» DIRECTION: Wherever "understand" appears in a line, copy that line.

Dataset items
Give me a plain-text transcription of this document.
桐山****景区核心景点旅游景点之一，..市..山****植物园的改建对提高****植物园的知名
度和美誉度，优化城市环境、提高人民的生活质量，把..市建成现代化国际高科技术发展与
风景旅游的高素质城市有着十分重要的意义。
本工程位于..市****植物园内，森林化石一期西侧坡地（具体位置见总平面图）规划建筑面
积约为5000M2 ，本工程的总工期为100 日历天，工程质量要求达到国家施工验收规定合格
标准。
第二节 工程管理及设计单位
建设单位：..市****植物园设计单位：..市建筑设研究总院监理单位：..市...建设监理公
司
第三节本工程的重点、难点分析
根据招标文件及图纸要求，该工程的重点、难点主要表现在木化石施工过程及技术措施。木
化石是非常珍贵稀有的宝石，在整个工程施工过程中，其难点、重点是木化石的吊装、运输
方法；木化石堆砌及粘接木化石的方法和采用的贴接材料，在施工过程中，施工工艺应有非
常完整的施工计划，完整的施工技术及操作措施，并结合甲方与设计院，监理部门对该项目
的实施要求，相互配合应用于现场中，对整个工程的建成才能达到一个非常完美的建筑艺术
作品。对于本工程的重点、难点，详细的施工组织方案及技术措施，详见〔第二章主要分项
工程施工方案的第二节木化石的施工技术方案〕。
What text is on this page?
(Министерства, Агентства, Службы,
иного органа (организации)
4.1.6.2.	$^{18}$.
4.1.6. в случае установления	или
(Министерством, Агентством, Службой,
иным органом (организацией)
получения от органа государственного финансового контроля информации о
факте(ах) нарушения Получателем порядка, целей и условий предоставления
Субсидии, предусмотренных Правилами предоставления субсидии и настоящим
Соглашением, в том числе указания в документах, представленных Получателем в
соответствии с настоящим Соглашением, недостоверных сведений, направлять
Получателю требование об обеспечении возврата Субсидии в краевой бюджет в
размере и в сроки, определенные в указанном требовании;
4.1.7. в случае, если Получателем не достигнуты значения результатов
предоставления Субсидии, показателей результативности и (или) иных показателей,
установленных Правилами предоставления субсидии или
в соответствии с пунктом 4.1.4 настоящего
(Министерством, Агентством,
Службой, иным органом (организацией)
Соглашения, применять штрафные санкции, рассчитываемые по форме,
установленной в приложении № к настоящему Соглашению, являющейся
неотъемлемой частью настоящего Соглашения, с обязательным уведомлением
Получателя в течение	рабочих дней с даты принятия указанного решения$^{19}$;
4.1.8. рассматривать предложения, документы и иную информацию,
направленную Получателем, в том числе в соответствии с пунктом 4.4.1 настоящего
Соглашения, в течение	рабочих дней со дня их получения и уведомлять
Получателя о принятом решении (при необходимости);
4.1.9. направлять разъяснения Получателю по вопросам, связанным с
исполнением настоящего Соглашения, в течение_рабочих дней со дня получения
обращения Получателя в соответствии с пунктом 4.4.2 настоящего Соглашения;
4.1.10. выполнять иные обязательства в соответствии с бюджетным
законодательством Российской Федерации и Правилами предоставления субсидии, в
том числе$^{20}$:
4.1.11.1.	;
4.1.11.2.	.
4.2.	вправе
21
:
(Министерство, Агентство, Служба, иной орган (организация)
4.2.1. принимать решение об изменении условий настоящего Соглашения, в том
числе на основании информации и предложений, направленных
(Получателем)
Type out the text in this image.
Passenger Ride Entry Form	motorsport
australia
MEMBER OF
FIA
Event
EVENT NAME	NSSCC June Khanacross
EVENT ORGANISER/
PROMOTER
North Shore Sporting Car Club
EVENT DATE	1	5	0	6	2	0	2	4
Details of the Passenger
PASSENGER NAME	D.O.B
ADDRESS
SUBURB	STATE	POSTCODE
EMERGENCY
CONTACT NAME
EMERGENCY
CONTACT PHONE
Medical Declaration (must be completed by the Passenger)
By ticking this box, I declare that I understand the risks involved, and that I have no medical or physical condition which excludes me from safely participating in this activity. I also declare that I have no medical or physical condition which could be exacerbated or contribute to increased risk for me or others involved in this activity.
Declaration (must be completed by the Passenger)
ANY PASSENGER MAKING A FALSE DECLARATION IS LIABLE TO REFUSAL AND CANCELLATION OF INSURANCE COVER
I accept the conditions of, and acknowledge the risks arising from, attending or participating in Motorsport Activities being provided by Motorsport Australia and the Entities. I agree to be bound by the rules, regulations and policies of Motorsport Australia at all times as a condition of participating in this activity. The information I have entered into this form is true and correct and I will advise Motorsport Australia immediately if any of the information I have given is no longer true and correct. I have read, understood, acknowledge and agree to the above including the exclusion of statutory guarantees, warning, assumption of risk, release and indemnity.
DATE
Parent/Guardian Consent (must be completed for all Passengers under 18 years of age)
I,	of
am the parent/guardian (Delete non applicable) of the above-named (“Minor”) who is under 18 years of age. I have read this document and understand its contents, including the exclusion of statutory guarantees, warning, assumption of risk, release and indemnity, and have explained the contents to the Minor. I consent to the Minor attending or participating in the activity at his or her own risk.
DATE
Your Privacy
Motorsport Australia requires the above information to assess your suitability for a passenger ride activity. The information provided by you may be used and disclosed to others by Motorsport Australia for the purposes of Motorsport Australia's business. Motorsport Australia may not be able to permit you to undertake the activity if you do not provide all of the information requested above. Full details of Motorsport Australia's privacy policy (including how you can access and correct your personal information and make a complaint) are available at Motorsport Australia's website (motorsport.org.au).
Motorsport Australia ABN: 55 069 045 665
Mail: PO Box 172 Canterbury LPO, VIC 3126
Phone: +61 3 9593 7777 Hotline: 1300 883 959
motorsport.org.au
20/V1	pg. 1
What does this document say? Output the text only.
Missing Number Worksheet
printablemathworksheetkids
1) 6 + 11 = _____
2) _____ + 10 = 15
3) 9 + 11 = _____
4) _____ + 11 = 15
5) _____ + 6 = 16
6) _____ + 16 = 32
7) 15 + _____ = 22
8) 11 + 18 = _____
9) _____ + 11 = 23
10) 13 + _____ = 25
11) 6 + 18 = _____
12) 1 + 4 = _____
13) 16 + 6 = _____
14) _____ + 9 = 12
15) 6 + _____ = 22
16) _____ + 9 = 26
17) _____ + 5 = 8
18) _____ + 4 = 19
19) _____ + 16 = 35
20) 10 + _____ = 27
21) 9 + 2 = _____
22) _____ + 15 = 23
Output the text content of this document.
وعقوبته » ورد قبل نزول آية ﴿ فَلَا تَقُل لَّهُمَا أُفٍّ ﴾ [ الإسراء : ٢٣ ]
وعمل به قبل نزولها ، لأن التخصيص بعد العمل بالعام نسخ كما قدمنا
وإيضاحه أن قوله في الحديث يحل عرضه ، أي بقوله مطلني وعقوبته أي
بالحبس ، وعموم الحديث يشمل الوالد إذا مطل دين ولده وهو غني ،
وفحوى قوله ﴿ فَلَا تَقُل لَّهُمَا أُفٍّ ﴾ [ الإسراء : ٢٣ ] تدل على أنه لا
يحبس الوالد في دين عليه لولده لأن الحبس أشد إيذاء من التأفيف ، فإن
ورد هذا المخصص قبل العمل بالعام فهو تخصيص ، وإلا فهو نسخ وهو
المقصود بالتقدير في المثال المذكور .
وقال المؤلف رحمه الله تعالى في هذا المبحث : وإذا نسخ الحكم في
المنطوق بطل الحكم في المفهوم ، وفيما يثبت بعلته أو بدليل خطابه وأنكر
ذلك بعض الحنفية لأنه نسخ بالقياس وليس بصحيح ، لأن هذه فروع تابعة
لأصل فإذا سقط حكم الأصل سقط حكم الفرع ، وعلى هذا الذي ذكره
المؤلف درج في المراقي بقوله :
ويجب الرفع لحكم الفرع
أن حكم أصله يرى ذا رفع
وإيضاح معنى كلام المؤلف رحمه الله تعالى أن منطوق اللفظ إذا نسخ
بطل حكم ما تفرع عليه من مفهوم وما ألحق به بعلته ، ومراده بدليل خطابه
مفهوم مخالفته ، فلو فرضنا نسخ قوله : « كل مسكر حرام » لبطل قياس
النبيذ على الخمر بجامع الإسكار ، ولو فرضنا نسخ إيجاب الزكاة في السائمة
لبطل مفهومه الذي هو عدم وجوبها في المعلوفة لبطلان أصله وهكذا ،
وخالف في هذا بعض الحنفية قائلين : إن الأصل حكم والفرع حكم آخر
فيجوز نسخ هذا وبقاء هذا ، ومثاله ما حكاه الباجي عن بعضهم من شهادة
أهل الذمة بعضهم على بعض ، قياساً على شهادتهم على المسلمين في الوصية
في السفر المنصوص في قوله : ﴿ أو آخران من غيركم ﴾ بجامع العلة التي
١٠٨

» RESULT:
By ticking this box, I declare that I understand the risks involved, and that I have no medical or physical condition which excludes me from safely participating in this activity. I also declare that I have no medical or physical condition which could be exacerbated or contribute to increased risk for me or others involved in this activity.
am the parent/guardian (Delete non applicable) of the above-named (“Minor”) who is under 18 years of age. I have read this document and understand its contents, including the exclusion of statutory guarantees, warning, assumption of risk, release and indemnity, and have explained the contents to the Minor. I consent to the Minor attending or participating in the activity at his or her own risk.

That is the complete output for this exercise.